● Records excerpted from a collection

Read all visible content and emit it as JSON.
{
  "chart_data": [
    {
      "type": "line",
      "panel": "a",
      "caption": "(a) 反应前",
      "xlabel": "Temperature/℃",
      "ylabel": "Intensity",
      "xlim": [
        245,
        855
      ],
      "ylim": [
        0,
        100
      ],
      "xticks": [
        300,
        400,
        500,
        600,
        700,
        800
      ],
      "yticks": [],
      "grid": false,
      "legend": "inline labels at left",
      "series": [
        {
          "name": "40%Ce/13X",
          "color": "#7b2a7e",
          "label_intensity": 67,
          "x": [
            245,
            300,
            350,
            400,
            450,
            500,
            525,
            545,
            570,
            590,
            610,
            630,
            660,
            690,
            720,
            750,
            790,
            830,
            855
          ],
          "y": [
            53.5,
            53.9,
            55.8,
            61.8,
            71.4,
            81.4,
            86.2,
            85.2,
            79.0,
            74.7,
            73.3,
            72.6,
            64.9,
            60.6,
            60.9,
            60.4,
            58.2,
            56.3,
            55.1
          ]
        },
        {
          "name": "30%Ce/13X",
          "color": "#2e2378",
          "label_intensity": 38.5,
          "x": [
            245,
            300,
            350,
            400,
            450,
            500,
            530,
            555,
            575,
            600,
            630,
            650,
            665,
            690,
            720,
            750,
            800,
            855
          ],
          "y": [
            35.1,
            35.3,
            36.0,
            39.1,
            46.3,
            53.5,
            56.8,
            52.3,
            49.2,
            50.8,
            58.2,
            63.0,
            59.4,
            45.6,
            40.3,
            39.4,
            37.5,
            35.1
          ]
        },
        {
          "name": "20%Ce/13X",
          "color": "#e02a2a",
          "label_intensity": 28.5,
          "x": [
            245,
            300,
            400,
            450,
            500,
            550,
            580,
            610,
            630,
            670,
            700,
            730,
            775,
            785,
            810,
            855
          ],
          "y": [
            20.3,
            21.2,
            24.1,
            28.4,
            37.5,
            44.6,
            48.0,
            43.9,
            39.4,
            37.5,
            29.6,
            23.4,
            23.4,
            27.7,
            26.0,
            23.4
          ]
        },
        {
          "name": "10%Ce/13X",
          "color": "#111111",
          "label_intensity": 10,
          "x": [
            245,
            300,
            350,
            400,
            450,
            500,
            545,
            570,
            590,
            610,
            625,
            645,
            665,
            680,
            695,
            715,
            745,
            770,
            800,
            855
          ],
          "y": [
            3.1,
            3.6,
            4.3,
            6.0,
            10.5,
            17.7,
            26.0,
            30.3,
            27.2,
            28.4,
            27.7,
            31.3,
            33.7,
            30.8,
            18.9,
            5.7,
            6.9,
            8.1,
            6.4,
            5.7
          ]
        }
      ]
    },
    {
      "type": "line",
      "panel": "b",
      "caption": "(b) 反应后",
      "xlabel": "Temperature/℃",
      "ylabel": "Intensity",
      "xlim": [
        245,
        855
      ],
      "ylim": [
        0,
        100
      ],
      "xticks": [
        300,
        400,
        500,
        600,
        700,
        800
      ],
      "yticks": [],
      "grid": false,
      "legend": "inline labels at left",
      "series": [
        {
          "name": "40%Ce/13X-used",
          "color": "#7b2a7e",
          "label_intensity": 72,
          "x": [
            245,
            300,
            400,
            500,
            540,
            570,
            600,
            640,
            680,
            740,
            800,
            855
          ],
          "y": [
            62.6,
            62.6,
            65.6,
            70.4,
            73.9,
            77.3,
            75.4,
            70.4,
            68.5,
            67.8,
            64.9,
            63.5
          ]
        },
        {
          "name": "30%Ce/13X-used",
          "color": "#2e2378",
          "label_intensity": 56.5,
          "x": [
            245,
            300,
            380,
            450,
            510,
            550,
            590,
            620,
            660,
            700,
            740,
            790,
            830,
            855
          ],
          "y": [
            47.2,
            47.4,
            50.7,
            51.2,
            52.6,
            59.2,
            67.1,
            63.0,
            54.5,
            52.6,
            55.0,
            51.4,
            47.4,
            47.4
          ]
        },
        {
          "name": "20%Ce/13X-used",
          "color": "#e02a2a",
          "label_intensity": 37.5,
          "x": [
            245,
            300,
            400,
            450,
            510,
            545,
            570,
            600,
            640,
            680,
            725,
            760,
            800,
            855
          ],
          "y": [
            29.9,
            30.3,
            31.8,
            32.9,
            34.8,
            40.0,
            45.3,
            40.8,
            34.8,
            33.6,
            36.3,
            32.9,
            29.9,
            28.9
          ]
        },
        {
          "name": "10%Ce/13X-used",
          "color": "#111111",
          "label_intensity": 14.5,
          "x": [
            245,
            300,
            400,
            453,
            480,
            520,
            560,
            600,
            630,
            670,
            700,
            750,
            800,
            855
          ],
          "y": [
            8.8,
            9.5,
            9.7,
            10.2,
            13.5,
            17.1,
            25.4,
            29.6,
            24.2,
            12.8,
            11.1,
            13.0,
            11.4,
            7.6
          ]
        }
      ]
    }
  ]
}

● Task statement
Give an exact repetition of all the material.

● Finished exercise
Read all visible content and emit it as JSON.
{
  "chart_data": [
    {
      "type": "line",
      "panel": "a",
      "caption": "(a) 反应前",
      "xlabel": "Temperature/℃",
      "ylabel": "Intensity",
      "xlim": [
        245,
        855
      ],
      "ylim": [
        0,
        100
      ],
      "xticks": [
        300,
        400,
        500,
        600,
        700,
        800
      ],
      "yticks": [],
      "grid": false,
      "legend": "inline labels at left",
      "series": [
        {
          "name": "40%Ce/13X",
          "color": "#7b2a7e",
          "label_intensity": 67,
          "x": [
            245,
            300,
            350,
            400,
            450,
            500,
            525,
            545,
            570,
            590,
            610,
            630,
            660,
            690,
            720,
            750,
            790,
            830,
            855
          ],
          "y": [
            53.5,
            53.9,
            55.8,
            61.8,
            71.4,
            81.4,
            86.2,
            85.2,
            79.0,
            74.7,
            73.3,
            72.6,
            64.9,
            60.6,
            60.9,
            60.4,
            58.2,
            56.3,
            55.1
          ]
        },
        {
          "name": "30%Ce/13X",
          "color": "#2e2378",
          "label_intensity": 38.5,
          "x": [
            245,
            300,
            350,
            400,
            450,
            500,
            530,
            555,
            575,
            600,
            630,
            650,
            665,
            690,
            720,
            750,
            800,
            855
          ],
          "y": [
            35.1,
            35.3,
            36.0,
            39.1,
            46.3,
            53.5,
            56.8,
            52.3,
            49.2,
            50.8,
            58.2,
            63.0,
            59.4,
            45.6,
            40.3,
            39.4,
            37.5,
            35.1
          ]
        },
        {
          "name": "20%Ce/13X",
          "color": "#e02a2a",
          "label_intensity": 28.5,
          "x": [
            245,
            300,
            400,
            450,
            500,
            550,
            580,
            610,
            630,
            670,
            700,
            730,
            775,
            785,
            810,
            855
          ],
          "y": [
            20.3,
            21.2,
            24.1,
            28.4,
            37.5,
            44.6,
            48.0,
            43.9,
            39.4,
            37.5,
            29.6,
            23.4,
            23.4,
            27.7,
            26.0,
            23.4
          ]
        },
        {
          "name": "10%Ce/13X",
          "color": "#111111",
          "label_intensity": 10,
          "x": [
            245,
            300,
            350,
            400,
            450,
            500,
            545,
            570,
            590,
            610,
            625,
            645,
            665,
            680,
            695,
            715,
            745,
            770,
            800,
            855
          ],
          "y": [
            3.1,
            3.6,
            4.3,
            6.0,
            10.5,
            17.7,
            26.0,
            30.3,
            27.2,
            28.4,
            27.7,
            31.3,
            33.7,
            30.8,
            18.9,
            5.7,
            6.9,
            8.1,
            6.4,
            5.7
          ]
        }
      ]
    },
    {
      "type": "line",
      "panel": "b",
      "caption": "(b) 反应后",
      "xlabel": "Temperature/℃",
      "ylabel": "Intensity",
      "xlim": [
        245,
        855
      ],
      "ylim": [
        0,
        100
      ],
      "xticks": [
        300,
        400,
        500,
        600,
        700,
        800
      ],
      "yticks": [],
      "grid": false,
      "legend": "inline labels at left",
      "series": [
        {
          "name": "40%Ce/13X-used",
          "color": "#7b2a7e",
          "label_intensity": 72,
          "x": [
            245,
            300,
            400,
            500,
            540,
            570,
            600,
            640,
            680,
            740,
            800,
            855
          ],
          "y": [
            62.6,
            62.6,
            65.6,
            70.4,
            73.9,
            77.3,
            75.4,
            70.4,
            68.5,
            67.8,
            64.9,
            63.5
          ]
        },
        {
          "name": "30%Ce/13X-used",
          "color": "#2e2378",
          "label_intensity": 56.5,
          "x": [
            245,
            300,
            380,
            450,
            510,
            550,
            590,
            620,
            660,
            700,
            740,
            790,
            830,
            855
          ],
          "y": [
            47.2,
            47.4,
            50.7,
            51.2,
            52.6,
            59.2,
            67.1,
            63.0,
            54.5,
            52.6,
            55.0,
            51.4,
            47.4,
            47.4
          ]
        },
        {
          "name": "20%Ce/13X-used",
          "color": "#e02a2a",
          "label_intensity": 37.5,
          "x": [
            245,
            300,
            400,
            450,
            510,
            545,
            570,
            600,
            640,
            680,
            725,
            760,
            800,
            855
          ],
          "y": [
            29.9,
            30.3,
            31.8,
            32.9,
            34.8,
            40.0,
            45.3,
            40.8,
            34.8,
            33.6,
            36.3,
            32.9,
            29.9,
            28.9
          ]
        },
        {
          "name": "10%Ce/13X-used",
          "color": "#111111",
          "label_intensity": 14.5,
          "x": [
            245,
            300,
            400,
            453,
            480,
            520,
            560,
            600,
            630,
            670,
            700,
            750,
            800,
            855
          ],
          "y": [
            8.8,
            9.5,
            9.7,
            10.2,
            13.5,
            17.1,
            25.4,
            29.6,
            24.2,
            12.8,
            11.1,
            13.0,
            11.4,
            7.6
          ]
        }
      ]
    }
  ]
}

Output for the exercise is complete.